## [Short exercise]
Exclude the pictures, then copy all remaining records exactly.

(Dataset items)
•••••
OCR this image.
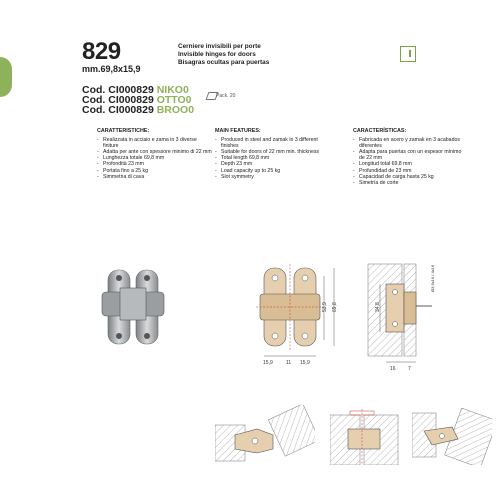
829
mm.69,8x15,9
Cerniere invisibili per porte
Invisible hinges for doors
Bisagras ocultas para puertas
Cod. CI000829 NIKO0
Cod. CI000829 OTTO0
Cod. CI000829 BROO0
Pack. 20
CARATTERISTICHE:
- Realizzata in acciaio e zama in 3 diverse finiture
- Adatta per ante con spessore minimo di 22 mm
- Lunghezza totale 69,8 mm
- Profondità 23 mm
- Portata fino a 25 kg
- Simmetria di cava
MAIN FEATURES:
- Produced in steel and zamak in 3 different finishes
- Suitable for doors of 22 mm min. thickness
- Total length 69,8 mm
- Depth 23 mm
- Load capacity up to 25 kg
- Slot symmetry
CARACTERÍSTICAS:
- Fabricada en acero y zamak en 3 acabados diferentes
- Adapta para puertas con un espesor mínimo de 22 mm
- Longitud total 69,8 mm
- Profundidad de 23 mm
- Capacidad de carga hasta 25 kg
- Simetría de corte
53,9 69,8
15,9	11 15,9
34,8
Ø3,5x16 / 4x16
16 7
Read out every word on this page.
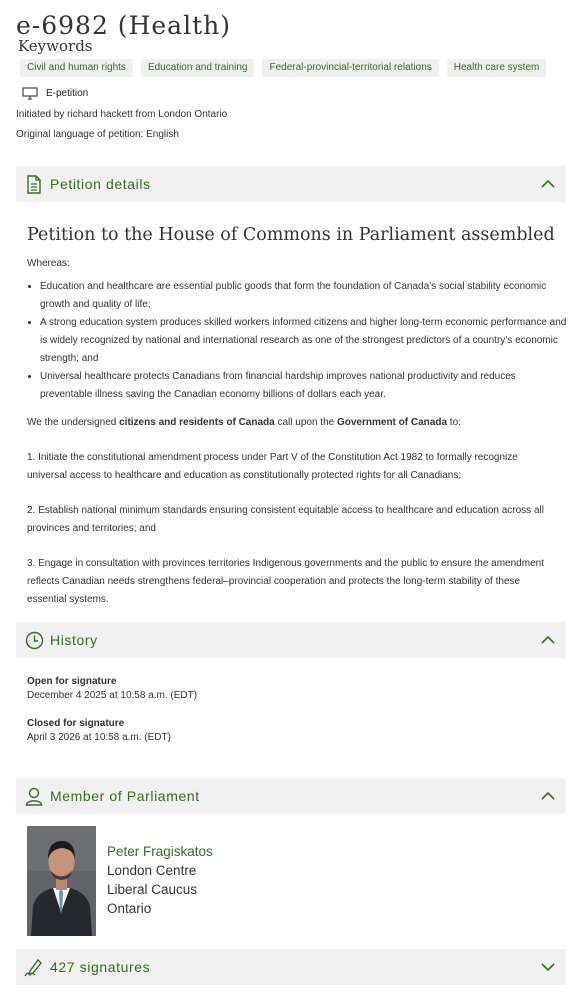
e-6982 (Health)
Keywords
Civil and human rights	Education and training	Federal-provincial-territorial relations	Health care system
E-petition
Initiated by richard hackett from London Ontario
Original language of petition: English
Petition details
Petition to the House of Commons in Parliament assembled
Whereas:
• Education and healthcare are essential public goods that form the foundation of Canada’s social stability economic growth and quality of life;
• A strong education system produces skilled workers informed citizens and higher long-term economic performance and is widely recognized by national and international research as one of the strongest predictors of a country’s economic strength; and
• Universal healthcare protects Canadians from financial hardship improves national productivity and reduces preventable illness saving the Canadian economy billions of dollars each year.
We the undersigned citizens and residents of Canada call upon the Government of Canada to:
1. Initiate the constitutional amendment process under Part V of the Constitution Act 1982 to formally recognize universal access to healthcare and education as constitutionally protected rights for all Canadians;
2. Establish national minimum standards ensuring consistent equitable access to healthcare and education across all provinces and territories; and
3. Engage in consultation with provinces territories Indigenous governments and the public to ensure the amendment reflects Canadian needs strengthens federal–provincial cooperation and protects the long-term stability of these essential systems.
History
Open for signature
December 4 2025 at 10:58 a.m. (EDT)
Closed for signature
April 3 2026 at 10:58 a.m. (EDT)
Member of Parliament
Peter Fragiskatos
London Centre
Liberal Caucus
Ontario
427 signatures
•••••
## [Task output]
OCR this image.
829
mm.69,8x15,9
Cerniere invisibili per porte
Invisible hinges for doors
Bisagras ocultas para puertas
Cod. CI000829 NIKO0
Cod. CI000829 OTTO0
Cod. CI000829 BROO0
Pack. 20
CARATTERISTICHE:
- Realizzata in acciaio e zama in 3 diverse finiture
- Adatta per ante con spessore minimo di 22 mm
- Lunghezza totale 69,8 mm
- Profondità 23 mm
- Portata fino a 25 kg
- Simmetria di cava
MAIN FEATURES:
- Produced in steel and zamak in 3 different finishes
- Suitable for doors of 22 mm min. thickness
- Total length 69,8 mm
- Depth 23 mm
- Load capacity up to 25 kg
- Slot symmetry
CARACTERÍSTICAS:
- Fabricada en acero y zamak en 3 acabados diferentes
- Adapta para puertas con un espesor mínimo de 22 mm
- Longitud total 69,8 mm
- Profundidad de 23 mm
- Capacidad de carga hasta 25 kg
- Simetría de corte
53,9 69,8
15,9	11 15,9
34,8
Ø3,5x16 / 4x16
16 7
Read out every word on this page.
e-6982 (Health)
Keywords
Civil and human rights	Education and training	Federal-provincial-territorial relations	Health care system
E-petition
Initiated by richard hackett from London Ontario
Original language of petition: English
Petition details
Petition to the House of Commons in Parliament assembled
Whereas:
• Education and healthcare are essential public goods that form the foundation of Canada’s social stability economic growth and quality of life;
• A strong education system produces skilled workers informed citizens and higher long-term economic performance and is widely recognized by national and international research as one of the strongest predictors of a country’s economic strength; and
• Universal healthcare protects Canadians from financial hardship improves national productivity and reduces preventable illness saving the Canadian economy billions of dollars each year.
We the undersigned citizens and residents of Canada call upon the Government of Canada to:
1. Initiate the constitutional amendment process under Part V of the Constitution Act 1982 to formally recognize universal access to healthcare and education as constitutionally protected rights for all Canadians;
2. Establish national minimum standards ensuring consistent equitable access to healthcare and education across all provinces and territories; and
3. Engage in consultation with provinces territories Indigenous governments and the public to ensure the amendment reflects Canadian needs strengthens federal–provincial cooperation and protects the long-term stability of these essential systems.
History
Open for signature
December 4 2025 at 10:58 a.m. (EDT)
Closed for signature
April 3 2026 at 10:58 a.m. (EDT)
Member of Parliament
Peter Fragiskatos
London Centre
Liberal Caucus
Ontario
427 signatures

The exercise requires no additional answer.